Exercise aim: How many lines in the records below hold the string "page"? Please answer with the number and nothing more.

Records shown:
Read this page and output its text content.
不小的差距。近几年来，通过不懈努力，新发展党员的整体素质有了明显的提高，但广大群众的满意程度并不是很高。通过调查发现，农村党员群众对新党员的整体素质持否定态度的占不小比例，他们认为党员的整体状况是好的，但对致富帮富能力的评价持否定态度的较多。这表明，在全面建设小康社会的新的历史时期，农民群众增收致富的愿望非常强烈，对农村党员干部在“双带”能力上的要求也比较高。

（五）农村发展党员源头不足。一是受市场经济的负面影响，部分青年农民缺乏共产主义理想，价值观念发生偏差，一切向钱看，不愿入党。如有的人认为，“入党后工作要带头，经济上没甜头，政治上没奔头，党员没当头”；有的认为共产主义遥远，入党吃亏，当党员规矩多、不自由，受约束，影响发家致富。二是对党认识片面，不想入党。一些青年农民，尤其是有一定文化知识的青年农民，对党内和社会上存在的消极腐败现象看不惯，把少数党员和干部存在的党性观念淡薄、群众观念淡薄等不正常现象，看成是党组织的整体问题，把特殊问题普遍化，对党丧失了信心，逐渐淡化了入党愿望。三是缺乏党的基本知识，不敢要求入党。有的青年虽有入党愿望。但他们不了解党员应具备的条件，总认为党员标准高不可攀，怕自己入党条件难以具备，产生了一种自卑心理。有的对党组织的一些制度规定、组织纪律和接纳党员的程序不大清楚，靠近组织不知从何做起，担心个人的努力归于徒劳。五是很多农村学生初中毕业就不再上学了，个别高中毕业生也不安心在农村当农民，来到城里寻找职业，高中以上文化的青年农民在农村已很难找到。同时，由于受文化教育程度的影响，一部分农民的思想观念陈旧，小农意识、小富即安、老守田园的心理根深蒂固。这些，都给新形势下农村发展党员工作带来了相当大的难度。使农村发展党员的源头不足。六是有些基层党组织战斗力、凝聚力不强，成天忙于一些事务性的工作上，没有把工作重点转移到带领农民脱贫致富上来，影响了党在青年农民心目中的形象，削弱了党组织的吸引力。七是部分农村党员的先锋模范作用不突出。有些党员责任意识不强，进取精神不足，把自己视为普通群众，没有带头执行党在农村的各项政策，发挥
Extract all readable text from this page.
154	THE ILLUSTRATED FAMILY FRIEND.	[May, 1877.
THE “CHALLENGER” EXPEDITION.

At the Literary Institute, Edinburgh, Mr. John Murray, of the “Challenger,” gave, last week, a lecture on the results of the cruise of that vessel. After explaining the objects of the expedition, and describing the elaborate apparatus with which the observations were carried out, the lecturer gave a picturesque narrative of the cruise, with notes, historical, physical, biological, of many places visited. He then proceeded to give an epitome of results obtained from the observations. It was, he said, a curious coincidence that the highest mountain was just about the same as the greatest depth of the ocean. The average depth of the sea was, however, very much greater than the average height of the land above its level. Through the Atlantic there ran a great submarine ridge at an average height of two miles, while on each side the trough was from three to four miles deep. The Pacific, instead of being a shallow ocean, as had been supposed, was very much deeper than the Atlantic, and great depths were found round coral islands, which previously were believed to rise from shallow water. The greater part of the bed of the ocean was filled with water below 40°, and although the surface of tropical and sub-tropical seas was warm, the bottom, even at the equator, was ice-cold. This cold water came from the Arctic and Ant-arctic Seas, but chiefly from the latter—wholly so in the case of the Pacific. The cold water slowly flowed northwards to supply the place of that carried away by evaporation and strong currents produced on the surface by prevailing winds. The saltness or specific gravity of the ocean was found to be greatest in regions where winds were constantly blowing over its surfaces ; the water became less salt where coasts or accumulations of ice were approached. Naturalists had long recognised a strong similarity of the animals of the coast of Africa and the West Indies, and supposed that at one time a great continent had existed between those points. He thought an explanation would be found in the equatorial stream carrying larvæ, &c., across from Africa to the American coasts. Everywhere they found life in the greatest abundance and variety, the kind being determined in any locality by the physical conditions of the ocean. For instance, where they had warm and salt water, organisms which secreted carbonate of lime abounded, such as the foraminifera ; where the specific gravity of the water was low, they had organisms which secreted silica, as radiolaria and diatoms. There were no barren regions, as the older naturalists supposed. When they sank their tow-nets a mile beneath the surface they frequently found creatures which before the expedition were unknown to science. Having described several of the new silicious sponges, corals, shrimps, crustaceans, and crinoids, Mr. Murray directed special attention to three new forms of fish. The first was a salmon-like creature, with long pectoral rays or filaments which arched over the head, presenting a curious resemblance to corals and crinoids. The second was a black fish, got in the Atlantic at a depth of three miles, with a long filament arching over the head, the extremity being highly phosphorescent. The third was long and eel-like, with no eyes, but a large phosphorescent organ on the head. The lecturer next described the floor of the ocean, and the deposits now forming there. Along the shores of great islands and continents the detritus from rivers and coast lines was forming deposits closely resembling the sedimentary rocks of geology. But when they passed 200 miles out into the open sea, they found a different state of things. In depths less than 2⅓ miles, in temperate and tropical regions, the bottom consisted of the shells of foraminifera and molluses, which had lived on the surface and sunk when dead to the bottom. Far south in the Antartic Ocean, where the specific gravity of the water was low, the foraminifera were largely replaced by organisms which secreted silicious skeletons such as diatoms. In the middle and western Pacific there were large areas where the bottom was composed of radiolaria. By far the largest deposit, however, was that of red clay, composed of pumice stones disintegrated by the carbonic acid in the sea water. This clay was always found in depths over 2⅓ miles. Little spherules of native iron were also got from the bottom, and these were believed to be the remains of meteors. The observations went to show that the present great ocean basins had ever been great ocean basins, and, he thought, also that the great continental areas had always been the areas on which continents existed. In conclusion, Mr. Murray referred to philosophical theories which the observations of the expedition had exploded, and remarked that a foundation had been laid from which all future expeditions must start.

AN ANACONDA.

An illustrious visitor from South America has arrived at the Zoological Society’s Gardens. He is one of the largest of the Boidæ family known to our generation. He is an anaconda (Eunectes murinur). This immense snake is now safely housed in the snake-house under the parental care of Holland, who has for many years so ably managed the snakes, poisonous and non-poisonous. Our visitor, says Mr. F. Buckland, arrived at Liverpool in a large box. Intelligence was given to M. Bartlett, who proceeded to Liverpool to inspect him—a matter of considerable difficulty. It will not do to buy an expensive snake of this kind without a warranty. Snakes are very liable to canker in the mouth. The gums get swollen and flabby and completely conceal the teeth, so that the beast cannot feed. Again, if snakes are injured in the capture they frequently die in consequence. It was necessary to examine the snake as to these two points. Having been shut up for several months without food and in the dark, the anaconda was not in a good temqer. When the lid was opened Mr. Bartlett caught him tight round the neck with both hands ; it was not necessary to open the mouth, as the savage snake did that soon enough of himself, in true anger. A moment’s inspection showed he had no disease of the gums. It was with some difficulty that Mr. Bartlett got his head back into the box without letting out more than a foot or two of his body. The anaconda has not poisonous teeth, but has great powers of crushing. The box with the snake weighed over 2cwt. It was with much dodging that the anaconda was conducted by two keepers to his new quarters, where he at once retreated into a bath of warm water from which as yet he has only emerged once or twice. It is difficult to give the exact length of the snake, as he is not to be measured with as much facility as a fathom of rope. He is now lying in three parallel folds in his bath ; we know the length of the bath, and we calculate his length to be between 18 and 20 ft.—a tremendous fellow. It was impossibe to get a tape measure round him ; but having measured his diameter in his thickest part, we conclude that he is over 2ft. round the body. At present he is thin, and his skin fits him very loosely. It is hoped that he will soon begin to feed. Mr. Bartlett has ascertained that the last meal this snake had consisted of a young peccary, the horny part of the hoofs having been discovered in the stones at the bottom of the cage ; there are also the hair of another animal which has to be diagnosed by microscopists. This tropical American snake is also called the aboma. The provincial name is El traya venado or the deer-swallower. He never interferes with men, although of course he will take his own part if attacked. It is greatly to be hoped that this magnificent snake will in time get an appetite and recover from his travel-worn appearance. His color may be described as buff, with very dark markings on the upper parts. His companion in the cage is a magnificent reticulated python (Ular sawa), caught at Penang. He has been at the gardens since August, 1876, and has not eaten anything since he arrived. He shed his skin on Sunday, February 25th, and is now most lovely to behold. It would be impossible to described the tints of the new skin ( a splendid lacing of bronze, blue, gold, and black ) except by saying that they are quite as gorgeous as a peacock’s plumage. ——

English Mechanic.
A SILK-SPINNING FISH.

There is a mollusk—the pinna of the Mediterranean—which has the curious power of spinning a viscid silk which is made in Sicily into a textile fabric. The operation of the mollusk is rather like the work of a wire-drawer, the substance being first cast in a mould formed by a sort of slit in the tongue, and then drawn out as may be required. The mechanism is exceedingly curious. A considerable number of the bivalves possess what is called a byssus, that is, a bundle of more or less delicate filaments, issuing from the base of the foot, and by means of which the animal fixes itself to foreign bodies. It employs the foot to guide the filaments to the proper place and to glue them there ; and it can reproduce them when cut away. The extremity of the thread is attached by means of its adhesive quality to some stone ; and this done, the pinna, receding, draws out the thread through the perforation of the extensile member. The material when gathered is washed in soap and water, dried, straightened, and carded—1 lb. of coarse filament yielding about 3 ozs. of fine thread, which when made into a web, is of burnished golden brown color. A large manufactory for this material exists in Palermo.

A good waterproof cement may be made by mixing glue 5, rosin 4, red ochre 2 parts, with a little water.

The solution: 2